→ **Exercise brief**
Look over the lines below. Report each one that includes the string "аренду".

→ **Items**
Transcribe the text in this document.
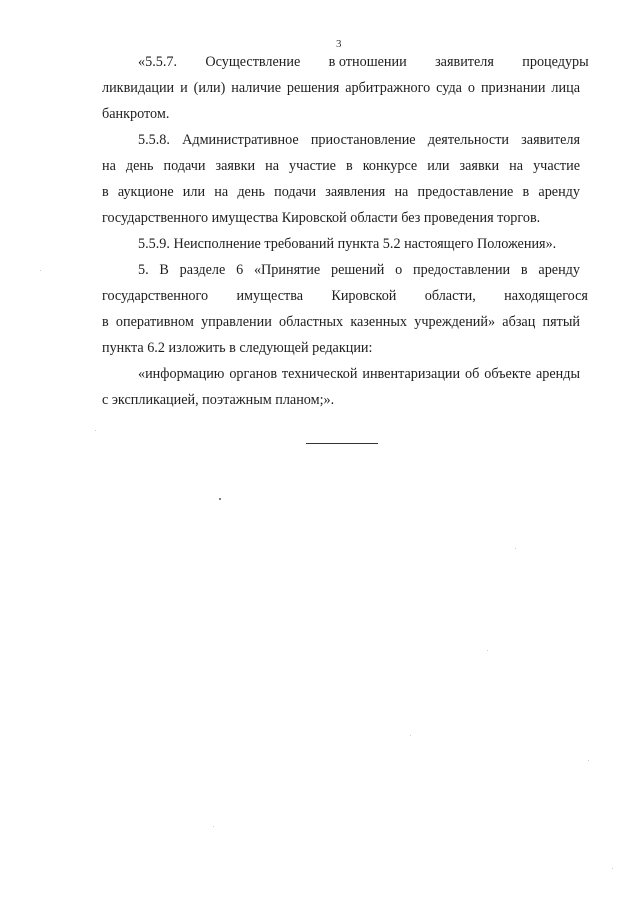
3
«5.5.7.        Осуществление        в отношении        заявителя        процедуры
ликвидации и (или) наличие решения арбитражного суда о признании лица
банкротом.
5.5.8. Административное приостановление деятельности заявителя
на день подачи заявки на участие в конкурсе или заявки на участие
в аукционе или на день подачи заявления на предоставление в аренду
государственного имущества Кировской области без проведения торгов.
5.5.9. Неисполнение требований пункта 5.2 настоящего Положения».
5. В разделе 6 «Принятие решений о предоставлении в аренду
государственного        имущества        Кировской        области,        находящегося
в оперативном управлении областных казенных учреждений» абзац пятый
пункта 6.2 изложить в следующей редакции:
«информацию органов технической инвентаризации об объекте аренды
с экспликацией, поэтажным планом;».
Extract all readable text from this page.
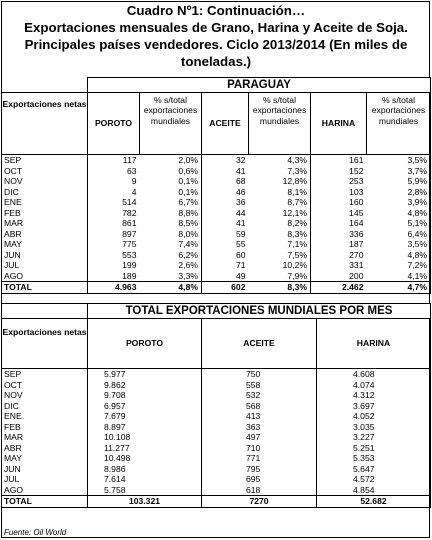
Cuadro Nº1: Continuación…
Exportaciones mensuales de Grano, Harina y Aceite de Soja.
Principales países vendedores. Ciclo 2013/2014 (En miles de
toneladas.)
	PARAGUAY					
Exportaciones netas	POROTO	% s/total exportaciones mundiales	ACEITE	% s/total exportaciones mundiales	HARINA	% s/total exportaciones mundiales
SEP	117	2,0%	32	4,3%	161	3,5%
OCT	63	0,6%	41	7,3%	152	3,7%
NOV	9	0,1%	68	12,8%	253	5,9%
DIC	4	0,1%	46	8,1%	103	2,8%
ENE	514	6,7%	36	8,7%	160	3,9%
FEB	782	8,8%	44	12,1%	145	4,8%
MAR	861	8,5%	41	8,2%	164	5,1%
ABR	897	8,0%	59	8,3%	336	6,4%
MAY	775	7,4%	55	7,1%	187	3,5%
JUN	553	6,2%	60	7,5%	270	4,8%
JUL	199	2,6%	71	10,2%	331	7,2%
AGO	189	3,3%	49	7,9%	200	4,1%
TOTAL	4.963	4,8%	602	8,3%	2.462	4,7%
	TOTAL EXPORTACIONES MUNDIALES POR MES		
Exportaciones netas	POROTO	ACEITE	HARINA
SEP	5.977	750	4.608
OCT	9.862	558	4.074
NOV	9.708	532	4.312
DIC	6.957	568	3.697
ENE	7.679	413	4.052
FEB	8.897	363	3.035
MAR	10.108	497	3.227
ABR	11.277	710	5.251
MAY	10.498	771	5.353
JUN	8.986	795	5.647
JUL	7.614	695	4.572
AGO	5.758	618	4.854
TOTAL	103.321	7270	52.682
Fuente: Oil World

→ **Complete output**
в аукционе или на день подачи заявления на предоставление в аренду
5. В разделе 6 «Принятие решений о предоставлении в аренду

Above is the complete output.